--- begin MATERIAL FOR THIS TASK ---
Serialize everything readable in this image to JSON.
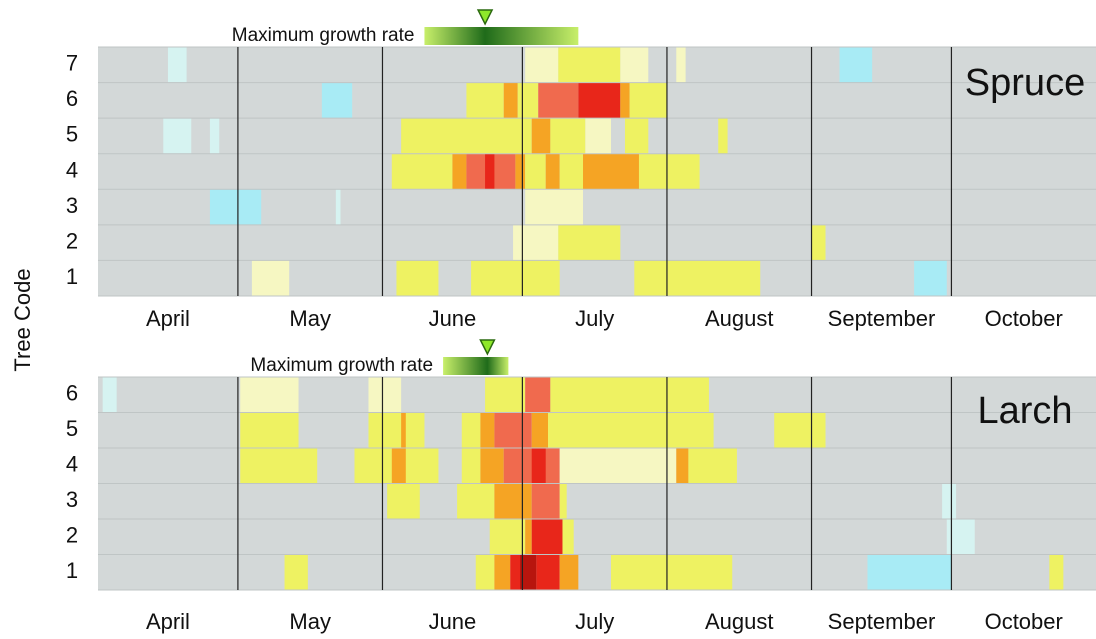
{
  "chart_data": [
    {
      "type": "heatmap",
      "title": "Spruce",
      "ylabel": "Tree Code",
      "months": [
        "April",
        "May",
        "June",
        "July",
        "August",
        "September",
        "October"
      ],
      "month_ends": [
        30,
        61,
        91,
        122,
        153,
        183
      ],
      "xlim": [
        0,
        214
      ],
      "colors": [
        "#d6f3f1",
        "#a8ebf5",
        "#f6f7c2",
        "#eef262",
        "#f5a424",
        "#f06a4e",
        "#e8261a",
        "#b8150e"
      ],
      "annotation": {
        "text": "Maximum growth rate",
        "start": 70,
        "end": 103,
        "peak": 83
      },
      "rows": [
        {
          "label": 7,
          "segments": [
            [
              15,
              19,
              0
            ],
            [
              91.6,
              98.7,
              2
            ],
            [
              98.7,
              112,
              3
            ],
            [
              112,
              118,
              2
            ],
            [
              124,
              126,
              2
            ],
            [
              159,
              166,
              1
            ]
          ]
        },
        {
          "label": 6,
          "segments": [
            [
              48,
              54.5,
              1
            ],
            [
              79,
              87,
              3
            ],
            [
              87,
              90,
              4
            ],
            [
              90,
              94.4,
              3
            ],
            [
              94.4,
              103,
              5
            ],
            [
              103,
              112,
              6
            ],
            [
              112,
              114,
              4
            ],
            [
              114,
              122,
              3
            ]
          ]
        },
        {
          "label": 5,
          "segments": [
            [
              14,
              20,
              0
            ],
            [
              24,
              26,
              0
            ],
            [
              65,
              93,
              3
            ],
            [
              93,
              97,
              4
            ],
            [
              97,
              104.5,
              3
            ],
            [
              104.5,
              110,
              2
            ],
            [
              113,
              118,
              3
            ],
            [
              133,
              135,
              3
            ]
          ]
        },
        {
          "label": 4,
          "segments": [
            [
              63,
              76,
              3
            ],
            [
              76,
              79,
              4
            ],
            [
              79,
              89.5,
              5
            ],
            [
              83,
              85,
              6
            ],
            [
              89.5,
              91.6,
              4
            ],
            [
              91.6,
              96,
              3
            ],
            [
              96,
              99,
              4
            ],
            [
              99,
              104,
              3
            ],
            [
              104,
              116,
              4
            ],
            [
              116,
              129,
              3
            ]
          ]
        },
        {
          "label": 3,
          "segments": [
            [
              24,
              35,
              1
            ],
            [
              51,
              52,
              0
            ],
            [
              91.6,
              104,
              2
            ]
          ]
        },
        {
          "label": 2,
          "segments": [
            [
              89,
              98.7,
              2
            ],
            [
              98.7,
              112,
              3
            ],
            [
              153,
              156,
              3
            ]
          ]
        },
        {
          "label": 1,
          "segments": [
            [
              33,
              41,
              2
            ],
            [
              64,
              73,
              3
            ],
            [
              80,
              99,
              3
            ],
            [
              115,
              142,
              3
            ],
            [
              175,
              182,
              1
            ]
          ]
        }
      ]
    },
    {
      "type": "heatmap",
      "title": "Larch",
      "months": [
        "April",
        "May",
        "June",
        "July",
        "August",
        "September",
        "October"
      ],
      "month_ends": [
        30,
        61,
        91,
        122,
        153,
        183
      ],
      "xlim": [
        0,
        214
      ],
      "colors": [
        "#d6f3f1",
        "#a8ebf5",
        "#f6f7c2",
        "#eef262",
        "#f5a424",
        "#f06a4e",
        "#e8261a",
        "#b8150e"
      ],
      "annotation": {
        "text": "Maximum growth rate",
        "start": 74,
        "end": 88,
        "peak": 83.5
      },
      "rows": [
        {
          "label": 6,
          "segments": [
            [
              1,
              4,
              0
            ],
            [
              30.5,
              43,
              2
            ],
            [
              58,
              65,
              2
            ],
            [
              83,
              91.6,
              3
            ],
            [
              91.6,
              97,
              5
            ],
            [
              97,
              131,
              3
            ]
          ]
        },
        {
          "label": 5,
          "segments": [
            [
              30.5,
              43,
              3
            ],
            [
              58,
              70,
              3
            ],
            [
              65,
              66,
              4
            ],
            [
              78,
              82,
              3
            ],
            [
              82,
              85,
              4
            ],
            [
              85,
              93,
              5
            ],
            [
              93,
              96.5,
              4
            ],
            [
              96.5,
              132,
              3
            ],
            [
              145,
              156,
              3
            ]
          ]
        },
        {
          "label": 4,
          "segments": [
            [
              30.5,
              47,
              3
            ],
            [
              55,
              73,
              3
            ],
            [
              63,
              66,
              4
            ],
            [
              78,
              82,
              3
            ],
            [
              82,
              87,
              4
            ],
            [
              87,
              99,
              5
            ],
            [
              93,
              96,
              6
            ],
            [
              99,
              124,
              2
            ],
            [
              124,
              126.6,
              4
            ],
            [
              126.6,
              137,
              3
            ]
          ]
        },
        {
          "label": 3,
          "segments": [
            [
              62,
              69,
              3
            ],
            [
              77,
              85,
              3
            ],
            [
              85,
              93,
              4
            ],
            [
              93,
              99,
              5
            ],
            [
              99,
              100.5,
              3
            ],
            [
              181,
              184,
              0
            ]
          ]
        },
        {
          "label": 2,
          "segments": [
            [
              84,
              91.6,
              3
            ],
            [
              91.6,
              93,
              4
            ],
            [
              93,
              99.6,
              6
            ],
            [
              99.6,
              102,
              3
            ],
            [
              182,
              188,
              0
            ]
          ]
        },
        {
          "label": 1,
          "segments": [
            [
              40,
              45,
              3
            ],
            [
              81,
              85,
              3
            ],
            [
              85,
              88.4,
              4
            ],
            [
              88.4,
              92.7,
              6
            ],
            [
              90.5,
              94,
              7
            ],
            [
              94,
              99,
              6
            ],
            [
              99,
              103,
              4
            ],
            [
              110,
              136,
              3
            ],
            [
              165,
              183,
              1
            ],
            [
              204,
              207,
              3
            ]
          ]
        }
      ]
    }
  ]
}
--- end MATERIAL FOR THIS TASK ---
TASK GOAL: Copy the material exactly. Do not include the pictures.

EXERCISE RESULT:
Serialize everything readable in this image to JSON.
{
  "chart_data": [
    {
      "type": "heatmap",
      "title": "Spruce",
      "ylabel": "Tree Code",
      "months": [
        "April",
        "May",
        "June",
        "July",
        "August",
        "September",
        "October"
      ],
      "month_ends": [
        30,
        61,
        91,
        122,
        153,
        183
      ],
      "xlim": [
        0,
        214
      ],
      "colors": [
        "#d6f3f1",
        "#a8ebf5",
        "#f6f7c2",
        "#eef262",
        "#f5a424",
        "#f06a4e",
        "#e8261a",
        "#b8150e"
      ],
      "annotation": {
        "text": "Maximum growth rate",
        "start": 70,
        "end": 103,
        "peak": 83
      },
      "rows": [
        {
          "label": 7,
          "segments": [
            [
              15,
              19,
              0
            ],
            [
              91.6,
              98.7,
              2
            ],
            [
              98.7,
              112,
              3
            ],
            [
              112,
              118,
              2
            ],
            [
              124,
              126,
              2
            ],
            [
              159,
              166,
              1
            ]
          ]
        },
        {
          "label": 6,
          "segments": [
            [
              48,
              54.5,
              1
            ],
            [
              79,
              87,
              3
            ],
            [
              87,
              90,
              4
            ],
            [
              90,
              94.4,
              3
            ],
            [
              94.4,
              103,
              5
            ],
            [
              103,
              112,
              6
            ],
            [
              112,
              114,
              4
            ],
            [
              114,
              122,
              3
            ]
          ]
        },
        {
          "label": 5,
          "segments": [
            [
              14,
              20,
              0
            ],
            [
              24,
              26,
              0
            ],
            [
              65,
              93,
              3
            ],
            [
              93,
              97,
              4
            ],
            [
              97,
              104.5,
              3
            ],
            [
              104.5,
              110,
              2
            ],
            [
              113,
              118,
              3
            ],
            [
              133,
              135,
              3
            ]
          ]
        },
        {
          "label": 4,
          "segments": [
            [
              63,
              76,
              3
            ],
            [
              76,
              79,
              4
            ],
            [
              79,
              89.5,
              5
            ],
            [
              83,
              85,
              6
            ],
            [
              89.5,
              91.6,
              4
            ],
            [
              91.6,
              96,
              3
            ],
            [
              96,
              99,
              4
            ],
            [
              99,
              104,
              3
            ],
            [
              104,
              116,
              4
            ],
            [
              116,
              129,
              3
            ]
          ]
        },
        {
          "label": 3,
          "segments": [
            [
              24,
              35,
              1
            ],
            [
              51,
              52,
              0
            ],
            [
              91.6,
              104,
              2
            ]
          ]
        },
        {
          "label": 2,
          "segments": [
            [
              89,
              98.7,
              2
            ],
            [
              98.7,
              112,
              3
            ],
            [
              153,
              156,
              3
            ]
          ]
        },
        {
          "label": 1,
          "segments": [
            [
              33,
              41,
              2
            ],
            [
              64,
              73,
              3
            ],
            [
              80,
              99,
              3
            ],
            [
              115,
              142,
              3
            ],
            [
              175,
              182,
              1
            ]
          ]
        }
      ]
    },
    {
      "type": "heatmap",
      "title": "Larch",
      "months": [
        "April",
        "May",
        "June",
        "July",
        "August",
        "September",
        "October"
      ],
      "month_ends": [
        30,
        61,
        91,
        122,
        153,
        183
      ],
      "xlim": [
        0,
        214
      ],
      "colors": [
        "#d6f3f1",
        "#a8ebf5",
        "#f6f7c2",
        "#eef262",
        "#f5a424",
        "#f06a4e",
        "#e8261a",
        "#b8150e"
      ],
      "annotation": {
        "text": "Maximum growth rate",
        "start": 74,
        "end": 88,
        "peak": 83.5
      },
      "rows": [
        {
          "label": 6,
          "segments": [
            [
              1,
              4,
              0
            ],
            [
              30.5,
              43,
              2
            ],
            [
              58,
              65,
              2
            ],
            [
              83,
              91.6,
              3
            ],
            [
              91.6,
              97,
              5
            ],
            [
              97,
              131,
              3
            ]
          ]
        },
        {
          "label": 5,
          "segments": [
            [
              30.5,
              43,
              3
            ],
            [
              58,
              70,
              3
            ],
            [
              65,
              66,
              4
            ],
            [
              78,
              82,
              3
            ],
            [
              82,
              85,
              4
            ],
            [
              85,
              93,
              5
            ],
            [
              93,
              96.5,
              4
            ],
            [
              96.5,
              132,
              3
            ],
            [
              145,
              156,
              3
            ]
          ]
        },
        {
          "label": 4,
          "segments": [
            [
              30.5,
              47,
              3
            ],
            [
              55,
              73,
              3
            ],
            [
              63,
              66,
              4
            ],
            [
              78,
              82,
              3
            ],
            [
              82,
              87,
              4
            ],
            [
              87,
              99,
              5
            ],
            [
              93,
              96,
              6
            ],
            [
              99,
              124,
              2
            ],
            [
              124,
              126.6,
              4
            ],
            [
              126.6,
              137,
              3
            ]
          ]
        },
        {
          "label": 3,
          "segments": [
            [
              62,
              69,
              3
            ],
            [
              77,
              85,
              3
            ],
            [
              85,
              93,
              4
            ],
            [
              93,
              99,
              5
            ],
            [
              99,
              100.5,
              3
            ],
            [
              181,
              184,
              0
            ]
          ]
        },
        {
          "label": 2,
          "segments": [
            [
              84,
              91.6,
              3
            ],
            [
              91.6,
              93,
              4
            ],
            [
              93,
              99.6,
              6
            ],
            [
              99.6,
              102,
              3
            ],
            [
              182,
              188,
              0
            ]
          ]
        },
        {
          "label": 1,
          "segments": [
            [
              40,
              45,
              3
            ],
            [
              81,
              85,
              3
            ],
            [
              85,
              88.4,
              4
            ],
            [
              88.4,
              92.7,
              6
            ],
            [
              90.5,
              94,
              7
            ],
            [
              94,
              99,
              6
            ],
            [
              99,
              103,
              4
            ],
            [
              110,
              136,
              3
            ],
            [
              165,
              183,
              1
            ],
            [
              204,
              207,
              3
            ]
          ]
        }
      ]
    }
  ]
}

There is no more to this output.